| Your goal |
Work out how many lines hold the string "yaitu". Give that number and nothing more.

··········

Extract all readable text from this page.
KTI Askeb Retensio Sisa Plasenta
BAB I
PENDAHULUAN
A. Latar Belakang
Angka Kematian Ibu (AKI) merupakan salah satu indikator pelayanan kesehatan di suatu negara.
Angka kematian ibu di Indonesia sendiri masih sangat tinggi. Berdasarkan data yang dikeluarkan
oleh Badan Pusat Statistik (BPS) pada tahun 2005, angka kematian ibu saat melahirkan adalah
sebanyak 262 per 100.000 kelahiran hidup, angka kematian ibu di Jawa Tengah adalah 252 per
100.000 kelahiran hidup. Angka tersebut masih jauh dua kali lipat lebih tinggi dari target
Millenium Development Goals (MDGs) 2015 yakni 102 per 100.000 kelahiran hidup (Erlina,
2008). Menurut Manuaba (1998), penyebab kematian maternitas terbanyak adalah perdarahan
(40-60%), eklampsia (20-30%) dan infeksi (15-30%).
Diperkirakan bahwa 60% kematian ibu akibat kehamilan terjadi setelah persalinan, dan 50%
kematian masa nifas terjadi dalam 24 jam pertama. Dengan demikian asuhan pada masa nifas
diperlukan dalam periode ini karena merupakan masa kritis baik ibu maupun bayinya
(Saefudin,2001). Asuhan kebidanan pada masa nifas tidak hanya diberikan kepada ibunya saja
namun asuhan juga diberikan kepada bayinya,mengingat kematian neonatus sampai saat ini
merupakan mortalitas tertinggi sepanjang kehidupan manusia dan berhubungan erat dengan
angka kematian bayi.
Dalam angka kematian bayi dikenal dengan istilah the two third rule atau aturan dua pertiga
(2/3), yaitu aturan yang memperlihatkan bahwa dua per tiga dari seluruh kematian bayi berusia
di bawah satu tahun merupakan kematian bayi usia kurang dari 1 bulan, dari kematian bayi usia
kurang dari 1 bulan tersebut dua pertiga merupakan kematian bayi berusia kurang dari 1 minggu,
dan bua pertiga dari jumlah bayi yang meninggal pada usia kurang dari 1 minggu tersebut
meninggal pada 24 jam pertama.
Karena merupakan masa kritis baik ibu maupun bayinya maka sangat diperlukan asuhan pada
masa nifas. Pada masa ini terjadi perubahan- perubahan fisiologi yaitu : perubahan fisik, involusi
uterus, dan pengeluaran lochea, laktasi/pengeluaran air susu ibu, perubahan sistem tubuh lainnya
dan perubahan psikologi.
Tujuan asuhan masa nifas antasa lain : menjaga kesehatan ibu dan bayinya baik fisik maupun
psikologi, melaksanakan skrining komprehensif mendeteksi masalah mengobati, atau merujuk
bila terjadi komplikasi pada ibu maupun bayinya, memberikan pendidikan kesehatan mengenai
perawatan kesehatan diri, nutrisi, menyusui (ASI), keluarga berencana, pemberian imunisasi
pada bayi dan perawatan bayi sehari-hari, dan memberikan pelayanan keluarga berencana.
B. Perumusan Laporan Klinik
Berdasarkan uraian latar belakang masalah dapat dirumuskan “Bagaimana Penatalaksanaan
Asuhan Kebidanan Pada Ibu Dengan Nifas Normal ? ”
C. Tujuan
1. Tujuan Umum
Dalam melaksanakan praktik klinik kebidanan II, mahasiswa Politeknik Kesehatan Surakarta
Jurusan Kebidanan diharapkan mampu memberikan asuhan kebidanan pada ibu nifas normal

··········

| Solution to the exercise |
2